Please transcribe every line of the material below word for word, with each character unchanged.
***** Data to process
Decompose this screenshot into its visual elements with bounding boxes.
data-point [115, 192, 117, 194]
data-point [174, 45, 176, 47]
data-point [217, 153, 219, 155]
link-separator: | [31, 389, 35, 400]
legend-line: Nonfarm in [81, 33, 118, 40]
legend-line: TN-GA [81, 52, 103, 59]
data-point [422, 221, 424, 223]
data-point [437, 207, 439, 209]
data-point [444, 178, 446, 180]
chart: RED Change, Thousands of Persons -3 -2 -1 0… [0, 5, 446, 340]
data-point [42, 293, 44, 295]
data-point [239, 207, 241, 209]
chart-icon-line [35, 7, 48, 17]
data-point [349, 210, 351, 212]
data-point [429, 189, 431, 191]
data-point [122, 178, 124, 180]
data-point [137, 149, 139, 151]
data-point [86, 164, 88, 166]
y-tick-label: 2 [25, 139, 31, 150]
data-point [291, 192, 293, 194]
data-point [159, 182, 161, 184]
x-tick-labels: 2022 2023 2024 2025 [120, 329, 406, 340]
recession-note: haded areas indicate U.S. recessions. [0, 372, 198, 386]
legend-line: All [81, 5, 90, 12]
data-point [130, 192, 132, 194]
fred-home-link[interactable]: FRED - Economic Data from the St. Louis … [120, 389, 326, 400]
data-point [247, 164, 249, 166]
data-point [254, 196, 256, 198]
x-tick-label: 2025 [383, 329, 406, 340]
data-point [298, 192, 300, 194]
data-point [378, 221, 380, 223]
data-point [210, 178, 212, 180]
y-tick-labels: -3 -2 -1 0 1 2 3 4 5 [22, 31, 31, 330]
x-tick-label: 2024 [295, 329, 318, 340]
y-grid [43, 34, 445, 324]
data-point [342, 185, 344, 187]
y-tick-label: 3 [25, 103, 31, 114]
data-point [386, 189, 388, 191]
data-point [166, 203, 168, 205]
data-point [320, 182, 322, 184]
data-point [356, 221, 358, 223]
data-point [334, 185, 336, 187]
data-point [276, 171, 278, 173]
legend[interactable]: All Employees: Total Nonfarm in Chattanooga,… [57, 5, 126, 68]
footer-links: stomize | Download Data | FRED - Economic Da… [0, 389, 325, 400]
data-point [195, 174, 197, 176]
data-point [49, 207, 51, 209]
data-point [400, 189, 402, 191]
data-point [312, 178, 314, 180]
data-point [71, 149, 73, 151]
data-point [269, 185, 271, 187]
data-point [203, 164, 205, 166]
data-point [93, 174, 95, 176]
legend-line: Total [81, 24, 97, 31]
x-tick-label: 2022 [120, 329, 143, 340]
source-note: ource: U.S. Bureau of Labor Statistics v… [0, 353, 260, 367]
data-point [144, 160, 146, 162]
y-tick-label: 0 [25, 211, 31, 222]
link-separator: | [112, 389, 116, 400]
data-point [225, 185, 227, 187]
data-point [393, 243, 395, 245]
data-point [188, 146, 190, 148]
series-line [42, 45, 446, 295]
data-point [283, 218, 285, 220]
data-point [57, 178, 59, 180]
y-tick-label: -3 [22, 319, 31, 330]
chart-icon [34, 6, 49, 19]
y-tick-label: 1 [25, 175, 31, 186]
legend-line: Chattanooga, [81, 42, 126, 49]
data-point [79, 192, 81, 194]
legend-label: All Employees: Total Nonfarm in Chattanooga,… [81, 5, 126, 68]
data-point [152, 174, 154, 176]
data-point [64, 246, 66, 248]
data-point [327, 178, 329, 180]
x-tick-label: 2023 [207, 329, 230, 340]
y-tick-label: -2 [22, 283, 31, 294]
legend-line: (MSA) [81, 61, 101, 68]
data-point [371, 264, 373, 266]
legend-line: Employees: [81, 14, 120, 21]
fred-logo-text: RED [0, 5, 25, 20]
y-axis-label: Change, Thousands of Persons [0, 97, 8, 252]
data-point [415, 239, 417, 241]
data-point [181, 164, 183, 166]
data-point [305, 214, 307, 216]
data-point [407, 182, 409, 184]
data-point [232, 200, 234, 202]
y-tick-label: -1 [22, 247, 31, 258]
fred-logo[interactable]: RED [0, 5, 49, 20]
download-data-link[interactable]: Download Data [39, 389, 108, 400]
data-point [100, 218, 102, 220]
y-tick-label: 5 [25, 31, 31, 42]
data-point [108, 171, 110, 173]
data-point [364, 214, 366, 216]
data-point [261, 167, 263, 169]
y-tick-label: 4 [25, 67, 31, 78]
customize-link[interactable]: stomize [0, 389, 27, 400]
**********
• Written response:
Decompose this screenshot into its visual elements with bounding boxes.
data-point [115, 192, 117, 194]
data-point [174, 45, 176, 47]
data-point [217, 153, 219, 155]
link-separator: | [31, 389, 35, 400]
legend-line: Nonfarm in [81, 33, 118, 40]
legend-line: TN-GA [81, 52, 103, 59]
data-point [422, 221, 424, 223]
data-point [437, 207, 439, 209]
data-point [444, 178, 446, 180]
chart: RED Change, Thousands of Persons -3 -2 -1 0… [0, 5, 446, 340]
data-point [42, 293, 44, 295]
data-point [239, 207, 241, 209]
chart-icon-line [35, 7, 48, 17]
data-point [349, 210, 351, 212]
data-point [429, 189, 431, 191]
data-point [122, 178, 124, 180]
data-point [137, 149, 139, 151]
data-point [86, 164, 88, 166]
y-tick-label: 2 [25, 139, 31, 150]
data-point [291, 192, 293, 194]
data-point [159, 182, 161, 184]
x-tick-labels: 2022 2023 2024 2025 [120, 329, 406, 340]
recession-note: haded areas indicate U.S. recessions. [0, 372, 198, 386]
legend-line: All [81, 5, 90, 12]
data-point [130, 192, 132, 194]
fred-home-link[interactable]: FRED - Economic Data from the St. Louis … [120, 389, 326, 400]
data-point [247, 164, 249, 166]
data-point [254, 196, 256, 198]
x-tick-label: 2025 [383, 329, 406, 340]
data-point [298, 192, 300, 194]
data-point [378, 221, 380, 223]
data-point [210, 178, 212, 180]
y-tick-labels: -3 -2 -1 0 1 2 3 4 5 [22, 31, 31, 330]
x-tick-label: 2024 [295, 329, 318, 340]
y-grid [43, 34, 445, 324]
data-point [342, 185, 344, 187]
y-tick-label: 3 [25, 103, 31, 114]
data-point [386, 189, 388, 191]
data-point [166, 203, 168, 205]
data-point [320, 182, 322, 184]
data-point [356, 221, 358, 223]
data-point [334, 185, 336, 187]
data-point [276, 171, 278, 173]
legend[interactable]: All Employees: Total Nonfarm in Chattanooga,… [57, 5, 126, 68]
footer-links: stomize | Download Data | FRED - Economic Da… [0, 389, 325, 400]
data-point [195, 174, 197, 176]
data-point [49, 207, 51, 209]
data-point [400, 189, 402, 191]
data-point [312, 178, 314, 180]
data-point [71, 149, 73, 151]
data-point [269, 185, 271, 187]
data-point [203, 164, 205, 166]
data-point [93, 174, 95, 176]
legend-line: Total [81, 24, 97, 31]
x-tick-label: 2022 [120, 329, 143, 340]
source-note: ource: U.S. Bureau of Labor Statistics v… [0, 353, 260, 367]
data-point [144, 160, 146, 162]
y-tick-label: 0 [25, 211, 31, 222]
link-separator: | [112, 389, 116, 400]
data-point [225, 185, 227, 187]
data-point [393, 243, 395, 245]
data-point [188, 146, 190, 148]
series-line [42, 45, 446, 295]
data-point [283, 218, 285, 220]
data-point [57, 178, 59, 180]
y-tick-label: -3 [22, 319, 31, 330]
chart-icon [34, 6, 49, 19]
y-tick-label: 1 [25, 175, 31, 186]
legend-line: Chattanooga, [81, 42, 126, 49]
data-point [79, 192, 81, 194]
legend-label: All Employees: Total Nonfarm in Chattanooga,… [81, 5, 126, 68]
data-point [152, 174, 154, 176]
data-point [64, 246, 66, 248]
data-point [327, 178, 329, 180]
x-tick-label: 2023 [207, 329, 230, 340]
y-tick-label: -2 [22, 283, 31, 294]
legend-line: (MSA) [81, 61, 101, 68]
data-point [371, 264, 373, 266]
legend-line: Employees: [81, 14, 120, 21]
fred-logo-text: RED [0, 5, 25, 20]
y-axis-label: Change, Thousands of Persons [0, 97, 8, 252]
data-point [415, 239, 417, 241]
data-point [181, 164, 183, 166]
data-point [305, 214, 307, 216]
data-point [407, 182, 409, 184]
data-point [232, 200, 234, 202]
y-tick-label: -1 [22, 247, 31, 258]
fred-logo[interactable]: RED [0, 5, 49, 20]
download-data-link[interactable]: Download Data [39, 389, 108, 400]
data-point [100, 218, 102, 220]
y-tick-label: 5 [25, 31, 31, 42]
data-point [108, 171, 110, 173]
data-point [364, 214, 366, 216]
data-point [261, 167, 263, 169]
y-tick-label: 4 [25, 67, 31, 78]
customize-link[interactable]: stomize [0, 389, 27, 400]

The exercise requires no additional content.